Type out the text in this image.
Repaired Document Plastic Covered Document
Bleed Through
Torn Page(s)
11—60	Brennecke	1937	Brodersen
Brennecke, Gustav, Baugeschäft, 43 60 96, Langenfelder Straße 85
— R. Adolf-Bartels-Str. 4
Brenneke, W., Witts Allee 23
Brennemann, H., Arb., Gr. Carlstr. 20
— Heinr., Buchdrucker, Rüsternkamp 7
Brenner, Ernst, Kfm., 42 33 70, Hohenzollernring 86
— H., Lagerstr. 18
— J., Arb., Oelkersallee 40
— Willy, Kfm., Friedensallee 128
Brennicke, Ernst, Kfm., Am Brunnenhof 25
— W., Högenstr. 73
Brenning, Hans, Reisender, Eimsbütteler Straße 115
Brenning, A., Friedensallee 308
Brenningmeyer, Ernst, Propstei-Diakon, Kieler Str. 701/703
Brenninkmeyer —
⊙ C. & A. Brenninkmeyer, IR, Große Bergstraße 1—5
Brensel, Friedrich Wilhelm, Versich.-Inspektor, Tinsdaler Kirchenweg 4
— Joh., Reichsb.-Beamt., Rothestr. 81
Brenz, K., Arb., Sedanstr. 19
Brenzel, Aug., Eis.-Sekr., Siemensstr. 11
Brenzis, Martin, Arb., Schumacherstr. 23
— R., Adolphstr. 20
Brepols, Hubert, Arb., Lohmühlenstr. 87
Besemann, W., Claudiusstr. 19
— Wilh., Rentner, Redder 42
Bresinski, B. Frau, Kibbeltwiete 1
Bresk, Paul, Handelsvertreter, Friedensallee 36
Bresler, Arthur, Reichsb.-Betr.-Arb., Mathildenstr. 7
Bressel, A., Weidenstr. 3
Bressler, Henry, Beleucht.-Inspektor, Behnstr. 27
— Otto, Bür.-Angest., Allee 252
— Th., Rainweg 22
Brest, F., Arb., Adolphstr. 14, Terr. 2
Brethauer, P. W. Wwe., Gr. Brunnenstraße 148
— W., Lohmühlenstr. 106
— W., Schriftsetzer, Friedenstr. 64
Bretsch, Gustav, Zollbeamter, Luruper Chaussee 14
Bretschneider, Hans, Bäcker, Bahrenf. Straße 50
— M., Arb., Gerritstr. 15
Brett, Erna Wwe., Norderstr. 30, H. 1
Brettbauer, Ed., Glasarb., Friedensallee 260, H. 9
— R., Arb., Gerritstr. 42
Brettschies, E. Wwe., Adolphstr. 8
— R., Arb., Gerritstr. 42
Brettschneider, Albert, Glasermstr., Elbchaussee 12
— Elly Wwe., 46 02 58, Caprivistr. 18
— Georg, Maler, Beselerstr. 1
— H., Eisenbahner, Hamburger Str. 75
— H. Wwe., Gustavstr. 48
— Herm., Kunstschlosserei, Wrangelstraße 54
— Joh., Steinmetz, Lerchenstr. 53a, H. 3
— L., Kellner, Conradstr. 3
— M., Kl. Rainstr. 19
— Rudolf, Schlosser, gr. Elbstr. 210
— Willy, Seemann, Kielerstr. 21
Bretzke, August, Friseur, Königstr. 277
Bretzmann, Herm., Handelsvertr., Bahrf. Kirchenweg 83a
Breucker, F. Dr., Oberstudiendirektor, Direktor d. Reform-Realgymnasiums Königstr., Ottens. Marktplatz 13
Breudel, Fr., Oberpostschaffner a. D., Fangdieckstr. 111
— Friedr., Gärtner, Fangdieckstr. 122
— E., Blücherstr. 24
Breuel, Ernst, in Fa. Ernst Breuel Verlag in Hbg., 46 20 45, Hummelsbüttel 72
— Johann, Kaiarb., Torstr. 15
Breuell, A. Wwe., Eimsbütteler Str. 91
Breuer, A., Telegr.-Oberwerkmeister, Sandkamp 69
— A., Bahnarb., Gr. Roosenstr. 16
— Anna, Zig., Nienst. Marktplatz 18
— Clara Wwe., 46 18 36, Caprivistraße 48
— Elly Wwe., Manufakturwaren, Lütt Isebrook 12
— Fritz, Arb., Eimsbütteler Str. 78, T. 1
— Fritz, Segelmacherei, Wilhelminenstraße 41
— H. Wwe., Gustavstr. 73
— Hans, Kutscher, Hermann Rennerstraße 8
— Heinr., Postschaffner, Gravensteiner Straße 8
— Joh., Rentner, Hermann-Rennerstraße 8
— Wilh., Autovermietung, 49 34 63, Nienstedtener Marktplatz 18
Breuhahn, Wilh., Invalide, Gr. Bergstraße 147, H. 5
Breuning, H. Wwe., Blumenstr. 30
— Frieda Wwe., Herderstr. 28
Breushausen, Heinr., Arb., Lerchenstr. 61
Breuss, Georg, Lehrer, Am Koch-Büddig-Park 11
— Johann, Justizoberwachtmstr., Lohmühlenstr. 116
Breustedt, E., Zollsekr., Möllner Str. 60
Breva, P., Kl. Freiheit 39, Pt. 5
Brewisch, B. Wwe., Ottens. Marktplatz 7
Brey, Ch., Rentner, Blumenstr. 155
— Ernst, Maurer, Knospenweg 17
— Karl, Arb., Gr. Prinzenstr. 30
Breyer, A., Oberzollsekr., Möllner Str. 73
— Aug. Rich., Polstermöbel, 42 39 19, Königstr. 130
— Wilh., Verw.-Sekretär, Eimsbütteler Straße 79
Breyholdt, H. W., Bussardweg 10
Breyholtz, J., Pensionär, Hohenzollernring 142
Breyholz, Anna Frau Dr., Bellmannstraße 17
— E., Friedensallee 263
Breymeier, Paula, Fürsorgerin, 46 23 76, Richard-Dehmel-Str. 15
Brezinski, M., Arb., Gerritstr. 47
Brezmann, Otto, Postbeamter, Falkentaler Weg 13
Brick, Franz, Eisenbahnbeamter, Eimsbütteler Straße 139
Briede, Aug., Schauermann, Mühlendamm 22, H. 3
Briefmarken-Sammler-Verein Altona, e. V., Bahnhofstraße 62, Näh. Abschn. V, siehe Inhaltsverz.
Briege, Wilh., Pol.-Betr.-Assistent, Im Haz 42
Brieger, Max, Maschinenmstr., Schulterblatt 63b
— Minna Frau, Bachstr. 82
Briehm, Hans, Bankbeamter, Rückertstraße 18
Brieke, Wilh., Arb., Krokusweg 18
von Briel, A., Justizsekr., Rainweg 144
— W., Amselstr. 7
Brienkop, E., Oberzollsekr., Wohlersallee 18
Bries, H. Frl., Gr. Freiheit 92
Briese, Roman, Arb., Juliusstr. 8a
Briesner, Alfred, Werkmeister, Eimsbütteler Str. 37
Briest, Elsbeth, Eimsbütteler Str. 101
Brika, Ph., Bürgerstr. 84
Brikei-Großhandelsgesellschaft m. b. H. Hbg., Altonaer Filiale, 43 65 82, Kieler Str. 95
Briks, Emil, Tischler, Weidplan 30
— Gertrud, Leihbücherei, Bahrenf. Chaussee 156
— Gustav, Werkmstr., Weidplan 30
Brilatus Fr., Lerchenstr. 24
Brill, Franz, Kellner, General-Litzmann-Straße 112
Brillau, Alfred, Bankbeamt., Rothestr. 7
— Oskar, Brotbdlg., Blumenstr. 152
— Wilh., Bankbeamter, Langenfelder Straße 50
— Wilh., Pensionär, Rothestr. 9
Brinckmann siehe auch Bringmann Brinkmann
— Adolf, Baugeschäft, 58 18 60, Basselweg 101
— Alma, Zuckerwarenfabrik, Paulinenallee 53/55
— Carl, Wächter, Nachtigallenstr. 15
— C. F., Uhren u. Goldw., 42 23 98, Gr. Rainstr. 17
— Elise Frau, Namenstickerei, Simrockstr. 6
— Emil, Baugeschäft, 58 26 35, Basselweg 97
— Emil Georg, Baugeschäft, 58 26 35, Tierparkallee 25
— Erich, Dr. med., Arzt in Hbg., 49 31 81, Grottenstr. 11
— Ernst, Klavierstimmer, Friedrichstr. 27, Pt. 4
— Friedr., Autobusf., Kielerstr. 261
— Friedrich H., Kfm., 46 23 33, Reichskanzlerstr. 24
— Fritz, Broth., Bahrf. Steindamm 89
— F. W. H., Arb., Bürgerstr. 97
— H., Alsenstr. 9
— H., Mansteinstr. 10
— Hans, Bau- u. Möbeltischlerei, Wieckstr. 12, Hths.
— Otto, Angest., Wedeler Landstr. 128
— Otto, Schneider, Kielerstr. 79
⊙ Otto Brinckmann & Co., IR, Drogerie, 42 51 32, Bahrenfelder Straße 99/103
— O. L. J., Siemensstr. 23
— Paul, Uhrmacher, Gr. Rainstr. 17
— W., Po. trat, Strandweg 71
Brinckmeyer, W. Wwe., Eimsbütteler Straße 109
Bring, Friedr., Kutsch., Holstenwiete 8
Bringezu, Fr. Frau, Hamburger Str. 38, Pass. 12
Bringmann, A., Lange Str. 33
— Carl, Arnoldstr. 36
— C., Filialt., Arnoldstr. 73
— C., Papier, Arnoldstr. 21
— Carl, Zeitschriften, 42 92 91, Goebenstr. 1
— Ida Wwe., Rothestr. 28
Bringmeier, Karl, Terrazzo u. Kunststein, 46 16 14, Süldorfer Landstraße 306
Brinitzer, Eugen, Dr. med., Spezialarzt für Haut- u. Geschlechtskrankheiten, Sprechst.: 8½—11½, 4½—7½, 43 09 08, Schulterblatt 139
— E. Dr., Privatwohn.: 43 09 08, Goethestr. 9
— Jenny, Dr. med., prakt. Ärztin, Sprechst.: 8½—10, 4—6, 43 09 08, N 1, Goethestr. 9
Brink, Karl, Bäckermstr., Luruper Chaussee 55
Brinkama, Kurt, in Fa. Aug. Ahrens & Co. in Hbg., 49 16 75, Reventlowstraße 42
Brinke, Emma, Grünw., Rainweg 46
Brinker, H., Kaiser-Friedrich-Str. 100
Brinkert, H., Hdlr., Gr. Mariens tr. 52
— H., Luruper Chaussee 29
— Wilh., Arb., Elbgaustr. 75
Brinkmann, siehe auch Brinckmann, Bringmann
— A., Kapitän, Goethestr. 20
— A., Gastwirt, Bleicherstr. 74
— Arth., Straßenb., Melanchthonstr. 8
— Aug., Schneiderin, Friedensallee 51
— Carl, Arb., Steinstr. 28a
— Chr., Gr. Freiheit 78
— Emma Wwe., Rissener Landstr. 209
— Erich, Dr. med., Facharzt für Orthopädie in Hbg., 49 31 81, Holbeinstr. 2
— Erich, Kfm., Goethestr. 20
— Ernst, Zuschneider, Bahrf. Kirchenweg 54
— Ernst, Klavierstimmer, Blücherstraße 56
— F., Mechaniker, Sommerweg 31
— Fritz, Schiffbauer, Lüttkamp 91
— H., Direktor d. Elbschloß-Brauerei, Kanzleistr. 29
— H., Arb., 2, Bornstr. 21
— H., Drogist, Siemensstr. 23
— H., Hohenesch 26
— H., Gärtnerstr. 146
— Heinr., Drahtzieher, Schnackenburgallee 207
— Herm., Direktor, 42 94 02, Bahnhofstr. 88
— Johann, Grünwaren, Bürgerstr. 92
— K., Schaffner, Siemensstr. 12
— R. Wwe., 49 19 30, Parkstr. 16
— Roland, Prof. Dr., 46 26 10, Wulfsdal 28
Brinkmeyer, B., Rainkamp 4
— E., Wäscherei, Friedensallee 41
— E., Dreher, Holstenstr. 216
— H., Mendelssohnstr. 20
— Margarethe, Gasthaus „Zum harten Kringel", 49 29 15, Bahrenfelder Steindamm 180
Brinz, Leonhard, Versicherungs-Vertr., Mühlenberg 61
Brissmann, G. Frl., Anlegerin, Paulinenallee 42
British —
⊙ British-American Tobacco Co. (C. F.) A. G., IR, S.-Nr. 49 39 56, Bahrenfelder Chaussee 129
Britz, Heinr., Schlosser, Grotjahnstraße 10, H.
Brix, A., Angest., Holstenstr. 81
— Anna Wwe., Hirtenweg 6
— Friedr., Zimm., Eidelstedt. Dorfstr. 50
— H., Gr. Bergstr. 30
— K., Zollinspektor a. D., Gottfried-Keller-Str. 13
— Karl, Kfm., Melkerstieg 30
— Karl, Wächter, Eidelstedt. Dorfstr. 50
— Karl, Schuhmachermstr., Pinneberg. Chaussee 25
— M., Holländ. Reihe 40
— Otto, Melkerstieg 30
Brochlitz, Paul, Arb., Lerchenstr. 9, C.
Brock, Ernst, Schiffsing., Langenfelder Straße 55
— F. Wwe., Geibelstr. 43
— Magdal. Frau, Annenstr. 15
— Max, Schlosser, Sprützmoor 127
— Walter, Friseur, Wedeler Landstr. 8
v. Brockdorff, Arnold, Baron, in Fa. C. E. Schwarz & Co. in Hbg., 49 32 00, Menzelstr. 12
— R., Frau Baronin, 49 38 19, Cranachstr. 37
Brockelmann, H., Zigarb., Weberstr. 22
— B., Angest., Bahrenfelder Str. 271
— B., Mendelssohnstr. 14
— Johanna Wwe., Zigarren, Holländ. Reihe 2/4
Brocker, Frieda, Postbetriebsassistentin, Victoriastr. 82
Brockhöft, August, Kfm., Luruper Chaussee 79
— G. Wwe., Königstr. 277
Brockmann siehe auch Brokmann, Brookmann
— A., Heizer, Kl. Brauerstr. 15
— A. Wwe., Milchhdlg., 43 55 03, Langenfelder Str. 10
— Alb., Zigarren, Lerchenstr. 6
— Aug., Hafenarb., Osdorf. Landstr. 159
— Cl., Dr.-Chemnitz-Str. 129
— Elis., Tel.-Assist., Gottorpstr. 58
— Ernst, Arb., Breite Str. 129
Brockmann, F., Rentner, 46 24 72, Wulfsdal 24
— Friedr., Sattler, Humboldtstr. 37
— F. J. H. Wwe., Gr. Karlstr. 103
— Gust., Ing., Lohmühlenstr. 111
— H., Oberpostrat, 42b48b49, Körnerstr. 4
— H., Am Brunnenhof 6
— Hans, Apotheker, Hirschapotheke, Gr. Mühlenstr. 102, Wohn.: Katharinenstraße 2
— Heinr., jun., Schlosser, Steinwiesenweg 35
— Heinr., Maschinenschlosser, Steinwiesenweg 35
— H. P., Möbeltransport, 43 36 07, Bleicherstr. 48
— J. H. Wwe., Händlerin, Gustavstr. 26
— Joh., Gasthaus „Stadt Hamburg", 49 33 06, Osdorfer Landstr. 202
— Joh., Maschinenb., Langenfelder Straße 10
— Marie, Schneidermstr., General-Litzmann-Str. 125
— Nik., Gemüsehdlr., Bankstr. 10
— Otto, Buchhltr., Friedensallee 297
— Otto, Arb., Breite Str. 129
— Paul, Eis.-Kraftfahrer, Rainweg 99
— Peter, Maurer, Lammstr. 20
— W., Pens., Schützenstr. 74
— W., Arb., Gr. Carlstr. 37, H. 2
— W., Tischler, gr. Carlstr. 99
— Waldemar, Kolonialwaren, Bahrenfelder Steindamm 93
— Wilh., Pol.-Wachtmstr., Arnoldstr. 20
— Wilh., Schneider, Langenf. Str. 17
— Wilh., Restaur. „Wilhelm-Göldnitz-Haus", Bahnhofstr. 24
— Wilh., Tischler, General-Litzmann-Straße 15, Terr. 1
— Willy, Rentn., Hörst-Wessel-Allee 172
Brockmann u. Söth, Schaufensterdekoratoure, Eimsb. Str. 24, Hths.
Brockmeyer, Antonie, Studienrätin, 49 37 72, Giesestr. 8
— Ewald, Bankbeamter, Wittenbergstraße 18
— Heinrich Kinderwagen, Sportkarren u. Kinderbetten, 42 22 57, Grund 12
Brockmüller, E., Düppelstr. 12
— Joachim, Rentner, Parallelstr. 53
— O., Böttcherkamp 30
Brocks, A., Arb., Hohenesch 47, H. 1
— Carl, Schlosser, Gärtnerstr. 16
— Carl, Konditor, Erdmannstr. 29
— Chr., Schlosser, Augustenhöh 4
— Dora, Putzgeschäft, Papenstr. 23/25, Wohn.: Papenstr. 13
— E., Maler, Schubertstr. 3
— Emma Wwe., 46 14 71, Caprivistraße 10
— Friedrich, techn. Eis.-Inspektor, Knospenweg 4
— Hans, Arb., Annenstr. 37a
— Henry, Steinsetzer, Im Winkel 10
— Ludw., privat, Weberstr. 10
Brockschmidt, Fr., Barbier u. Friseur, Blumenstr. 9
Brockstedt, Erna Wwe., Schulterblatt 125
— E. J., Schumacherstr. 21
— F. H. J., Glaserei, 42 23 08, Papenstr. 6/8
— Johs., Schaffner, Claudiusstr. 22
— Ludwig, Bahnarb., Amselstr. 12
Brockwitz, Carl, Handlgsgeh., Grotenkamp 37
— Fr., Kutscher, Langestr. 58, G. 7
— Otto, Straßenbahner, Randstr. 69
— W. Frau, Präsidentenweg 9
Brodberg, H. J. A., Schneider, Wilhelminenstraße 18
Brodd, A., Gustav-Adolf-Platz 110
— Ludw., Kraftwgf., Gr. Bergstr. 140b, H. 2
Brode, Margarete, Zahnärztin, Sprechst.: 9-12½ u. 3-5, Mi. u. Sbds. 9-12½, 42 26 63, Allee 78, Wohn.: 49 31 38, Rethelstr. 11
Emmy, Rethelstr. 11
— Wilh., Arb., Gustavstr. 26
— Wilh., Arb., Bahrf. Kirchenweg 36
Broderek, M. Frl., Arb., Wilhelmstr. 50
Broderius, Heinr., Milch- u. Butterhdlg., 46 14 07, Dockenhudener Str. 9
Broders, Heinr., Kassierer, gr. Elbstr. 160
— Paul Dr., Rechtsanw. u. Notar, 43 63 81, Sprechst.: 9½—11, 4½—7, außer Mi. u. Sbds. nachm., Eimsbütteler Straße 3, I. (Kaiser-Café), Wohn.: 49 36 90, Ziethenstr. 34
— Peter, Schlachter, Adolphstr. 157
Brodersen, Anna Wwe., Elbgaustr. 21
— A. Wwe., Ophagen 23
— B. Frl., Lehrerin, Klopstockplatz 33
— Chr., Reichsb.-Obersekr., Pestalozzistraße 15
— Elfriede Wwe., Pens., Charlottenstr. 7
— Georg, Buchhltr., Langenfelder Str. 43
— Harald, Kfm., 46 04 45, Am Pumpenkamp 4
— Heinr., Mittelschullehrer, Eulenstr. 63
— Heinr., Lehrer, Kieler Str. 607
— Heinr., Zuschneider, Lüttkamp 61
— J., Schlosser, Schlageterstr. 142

§ SET EXERCISE
Across the material above, count every line holding "Lüttkamp" and write down only the number.

§ FINISHED EXERCISE
2